--- Begin Recorded data ---

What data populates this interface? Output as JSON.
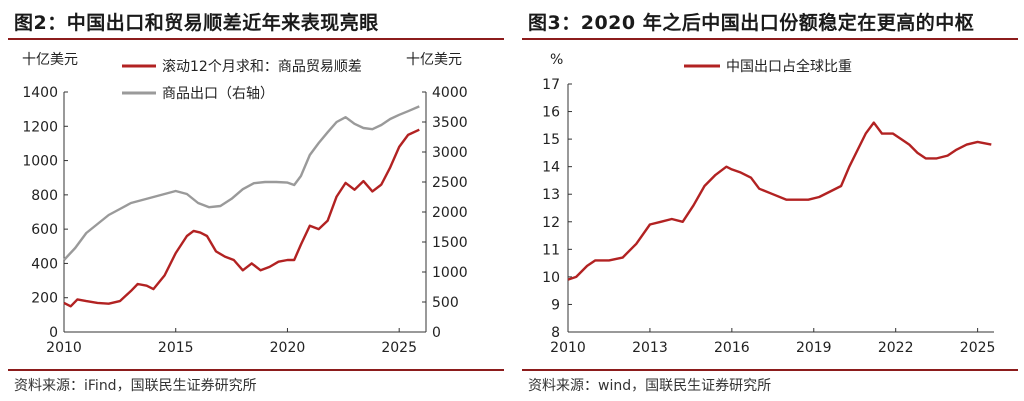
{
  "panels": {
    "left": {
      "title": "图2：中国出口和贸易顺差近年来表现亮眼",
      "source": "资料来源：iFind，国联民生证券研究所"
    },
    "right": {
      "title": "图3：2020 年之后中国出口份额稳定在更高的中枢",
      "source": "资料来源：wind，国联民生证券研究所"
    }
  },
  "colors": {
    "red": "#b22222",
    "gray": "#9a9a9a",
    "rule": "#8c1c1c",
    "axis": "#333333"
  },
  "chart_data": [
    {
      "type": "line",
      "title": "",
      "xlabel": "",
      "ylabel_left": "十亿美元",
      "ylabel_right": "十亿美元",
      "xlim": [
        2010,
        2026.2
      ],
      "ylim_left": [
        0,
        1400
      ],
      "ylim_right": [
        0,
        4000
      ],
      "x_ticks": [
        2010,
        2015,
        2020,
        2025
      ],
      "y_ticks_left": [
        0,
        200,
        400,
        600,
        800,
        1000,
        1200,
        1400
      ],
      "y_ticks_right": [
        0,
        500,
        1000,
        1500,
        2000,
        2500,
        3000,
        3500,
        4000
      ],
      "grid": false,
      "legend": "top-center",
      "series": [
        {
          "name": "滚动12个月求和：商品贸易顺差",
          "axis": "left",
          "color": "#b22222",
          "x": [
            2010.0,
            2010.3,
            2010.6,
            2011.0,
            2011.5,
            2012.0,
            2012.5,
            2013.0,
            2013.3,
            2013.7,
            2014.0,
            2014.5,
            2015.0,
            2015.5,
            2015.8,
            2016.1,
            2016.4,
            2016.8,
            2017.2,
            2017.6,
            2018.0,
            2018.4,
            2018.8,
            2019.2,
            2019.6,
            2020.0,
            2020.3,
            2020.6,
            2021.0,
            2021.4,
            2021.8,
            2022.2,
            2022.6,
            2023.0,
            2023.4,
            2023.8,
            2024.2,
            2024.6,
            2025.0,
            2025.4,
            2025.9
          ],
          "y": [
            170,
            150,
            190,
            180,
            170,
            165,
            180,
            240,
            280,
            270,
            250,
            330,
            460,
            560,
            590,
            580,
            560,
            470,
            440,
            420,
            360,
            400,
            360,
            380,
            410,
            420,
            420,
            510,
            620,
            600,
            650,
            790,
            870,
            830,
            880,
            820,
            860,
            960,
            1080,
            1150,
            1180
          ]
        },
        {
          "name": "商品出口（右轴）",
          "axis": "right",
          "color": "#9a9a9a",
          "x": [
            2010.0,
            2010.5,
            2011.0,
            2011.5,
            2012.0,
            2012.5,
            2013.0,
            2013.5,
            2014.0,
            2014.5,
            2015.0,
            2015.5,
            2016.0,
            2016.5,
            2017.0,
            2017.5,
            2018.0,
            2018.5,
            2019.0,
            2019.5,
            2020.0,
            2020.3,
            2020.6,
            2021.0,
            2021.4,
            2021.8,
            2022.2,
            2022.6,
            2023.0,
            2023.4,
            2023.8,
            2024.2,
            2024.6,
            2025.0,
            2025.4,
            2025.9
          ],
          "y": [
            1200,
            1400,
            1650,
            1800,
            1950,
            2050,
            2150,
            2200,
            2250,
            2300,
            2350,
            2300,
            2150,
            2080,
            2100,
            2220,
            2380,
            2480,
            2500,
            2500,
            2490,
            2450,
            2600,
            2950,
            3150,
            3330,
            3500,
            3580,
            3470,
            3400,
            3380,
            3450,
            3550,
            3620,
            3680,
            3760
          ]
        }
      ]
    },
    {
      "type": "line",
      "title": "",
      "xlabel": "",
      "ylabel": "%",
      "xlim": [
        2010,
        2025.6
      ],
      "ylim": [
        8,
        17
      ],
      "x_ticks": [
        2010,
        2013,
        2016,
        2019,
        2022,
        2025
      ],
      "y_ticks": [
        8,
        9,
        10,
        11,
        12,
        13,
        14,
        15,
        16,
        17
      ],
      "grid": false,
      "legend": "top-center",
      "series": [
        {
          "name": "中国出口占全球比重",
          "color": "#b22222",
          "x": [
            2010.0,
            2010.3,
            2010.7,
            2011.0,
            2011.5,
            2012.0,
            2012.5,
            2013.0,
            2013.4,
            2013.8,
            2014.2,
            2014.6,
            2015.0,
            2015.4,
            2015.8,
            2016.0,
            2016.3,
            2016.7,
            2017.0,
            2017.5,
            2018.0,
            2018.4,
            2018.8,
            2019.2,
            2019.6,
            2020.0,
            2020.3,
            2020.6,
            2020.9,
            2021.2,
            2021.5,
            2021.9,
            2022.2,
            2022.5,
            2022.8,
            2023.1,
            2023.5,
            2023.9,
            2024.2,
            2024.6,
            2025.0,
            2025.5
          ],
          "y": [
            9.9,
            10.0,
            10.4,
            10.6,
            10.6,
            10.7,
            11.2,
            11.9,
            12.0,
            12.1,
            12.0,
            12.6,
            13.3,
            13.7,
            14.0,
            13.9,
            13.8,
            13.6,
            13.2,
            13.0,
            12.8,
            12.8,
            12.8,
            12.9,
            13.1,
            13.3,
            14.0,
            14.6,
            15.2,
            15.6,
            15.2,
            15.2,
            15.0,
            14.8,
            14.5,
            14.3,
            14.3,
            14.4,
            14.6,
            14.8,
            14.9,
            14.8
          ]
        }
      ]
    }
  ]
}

--- End Recorded data ---
--- Begin Recorded data ---

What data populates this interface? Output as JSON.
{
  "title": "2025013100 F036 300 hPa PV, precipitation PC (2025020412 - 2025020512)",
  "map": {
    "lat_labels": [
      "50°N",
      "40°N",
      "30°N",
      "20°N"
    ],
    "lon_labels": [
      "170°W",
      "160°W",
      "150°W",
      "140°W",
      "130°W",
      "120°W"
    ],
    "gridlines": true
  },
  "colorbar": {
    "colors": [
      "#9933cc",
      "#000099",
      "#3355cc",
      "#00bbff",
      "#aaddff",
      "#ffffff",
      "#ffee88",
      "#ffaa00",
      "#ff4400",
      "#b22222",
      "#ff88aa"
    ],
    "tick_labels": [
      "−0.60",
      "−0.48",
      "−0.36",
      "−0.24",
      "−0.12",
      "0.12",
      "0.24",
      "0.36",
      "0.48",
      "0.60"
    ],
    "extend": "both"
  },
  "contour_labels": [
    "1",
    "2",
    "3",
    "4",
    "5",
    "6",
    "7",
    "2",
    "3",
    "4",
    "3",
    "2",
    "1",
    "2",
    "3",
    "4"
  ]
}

--- End Recorded data ---
--- Begin Recorded data ---

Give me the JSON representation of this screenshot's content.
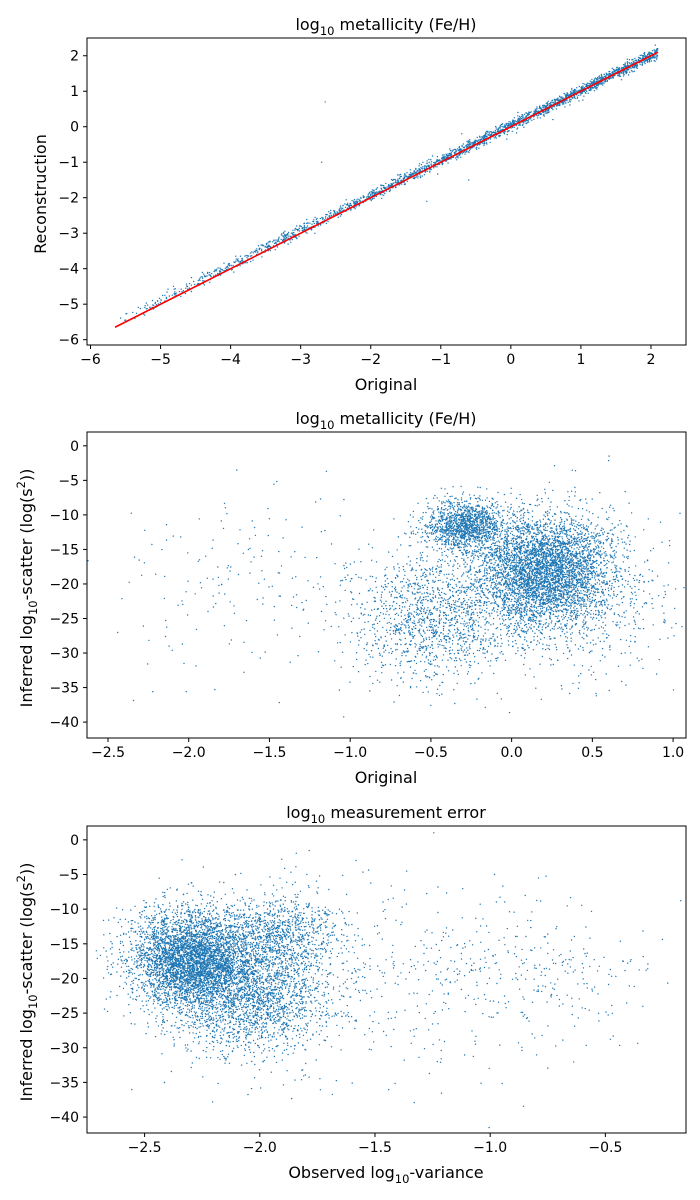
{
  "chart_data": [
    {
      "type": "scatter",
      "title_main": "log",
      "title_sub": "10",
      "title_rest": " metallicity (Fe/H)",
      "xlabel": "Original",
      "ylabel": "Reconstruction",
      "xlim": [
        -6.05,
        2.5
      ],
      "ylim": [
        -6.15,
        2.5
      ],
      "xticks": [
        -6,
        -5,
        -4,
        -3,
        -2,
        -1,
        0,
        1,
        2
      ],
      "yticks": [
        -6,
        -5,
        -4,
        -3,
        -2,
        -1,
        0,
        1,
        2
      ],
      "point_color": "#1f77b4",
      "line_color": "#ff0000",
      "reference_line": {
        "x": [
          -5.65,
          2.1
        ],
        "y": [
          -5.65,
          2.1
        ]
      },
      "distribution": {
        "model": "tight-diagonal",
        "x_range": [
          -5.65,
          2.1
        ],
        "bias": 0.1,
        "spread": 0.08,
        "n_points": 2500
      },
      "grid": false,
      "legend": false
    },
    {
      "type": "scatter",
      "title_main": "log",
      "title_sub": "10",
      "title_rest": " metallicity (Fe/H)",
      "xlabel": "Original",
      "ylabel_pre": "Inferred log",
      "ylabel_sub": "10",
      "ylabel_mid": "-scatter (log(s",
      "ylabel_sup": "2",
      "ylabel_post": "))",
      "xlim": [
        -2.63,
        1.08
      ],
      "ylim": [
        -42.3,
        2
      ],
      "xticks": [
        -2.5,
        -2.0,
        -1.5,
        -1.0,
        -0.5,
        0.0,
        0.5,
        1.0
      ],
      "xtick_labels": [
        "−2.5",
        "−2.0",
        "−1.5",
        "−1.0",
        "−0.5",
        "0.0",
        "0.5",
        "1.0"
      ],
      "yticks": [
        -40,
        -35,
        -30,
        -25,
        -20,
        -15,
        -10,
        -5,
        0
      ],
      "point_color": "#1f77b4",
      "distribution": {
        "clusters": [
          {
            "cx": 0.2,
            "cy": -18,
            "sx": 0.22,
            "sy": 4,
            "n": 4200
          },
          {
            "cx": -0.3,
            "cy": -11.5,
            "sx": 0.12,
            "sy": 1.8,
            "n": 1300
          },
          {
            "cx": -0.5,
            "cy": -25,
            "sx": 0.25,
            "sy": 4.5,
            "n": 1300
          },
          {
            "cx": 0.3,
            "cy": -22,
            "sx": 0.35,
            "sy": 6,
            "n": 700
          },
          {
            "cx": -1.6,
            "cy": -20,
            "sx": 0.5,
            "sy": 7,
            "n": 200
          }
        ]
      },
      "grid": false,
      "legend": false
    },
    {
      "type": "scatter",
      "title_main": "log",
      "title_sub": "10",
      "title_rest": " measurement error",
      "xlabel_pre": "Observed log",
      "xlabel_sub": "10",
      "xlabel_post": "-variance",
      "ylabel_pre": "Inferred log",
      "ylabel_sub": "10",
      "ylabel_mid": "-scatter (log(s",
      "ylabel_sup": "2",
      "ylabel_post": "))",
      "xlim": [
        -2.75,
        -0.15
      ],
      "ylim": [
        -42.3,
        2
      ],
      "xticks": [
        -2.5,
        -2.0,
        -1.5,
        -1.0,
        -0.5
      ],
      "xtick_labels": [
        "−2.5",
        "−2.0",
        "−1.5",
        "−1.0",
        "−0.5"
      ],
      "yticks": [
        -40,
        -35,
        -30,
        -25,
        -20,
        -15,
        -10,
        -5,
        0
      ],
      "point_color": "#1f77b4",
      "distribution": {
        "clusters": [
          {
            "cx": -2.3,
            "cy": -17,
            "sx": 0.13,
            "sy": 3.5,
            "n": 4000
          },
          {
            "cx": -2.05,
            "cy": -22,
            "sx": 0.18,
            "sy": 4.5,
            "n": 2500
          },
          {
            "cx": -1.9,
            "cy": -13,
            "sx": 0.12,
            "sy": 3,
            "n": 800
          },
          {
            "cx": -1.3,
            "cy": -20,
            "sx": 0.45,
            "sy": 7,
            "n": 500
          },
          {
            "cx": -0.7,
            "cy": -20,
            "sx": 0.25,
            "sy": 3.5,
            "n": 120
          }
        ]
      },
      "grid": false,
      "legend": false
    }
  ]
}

--- End Recorded data ---

→ **Exercise directions**: Where does the word "国联民生证券研究所" appear? Return each line that holds it.

→ **Correct output**:
      "source": "资料来源：iFind，国联民生证券研究所"
      "source": "资料来源：wind，国联民生证券研究所"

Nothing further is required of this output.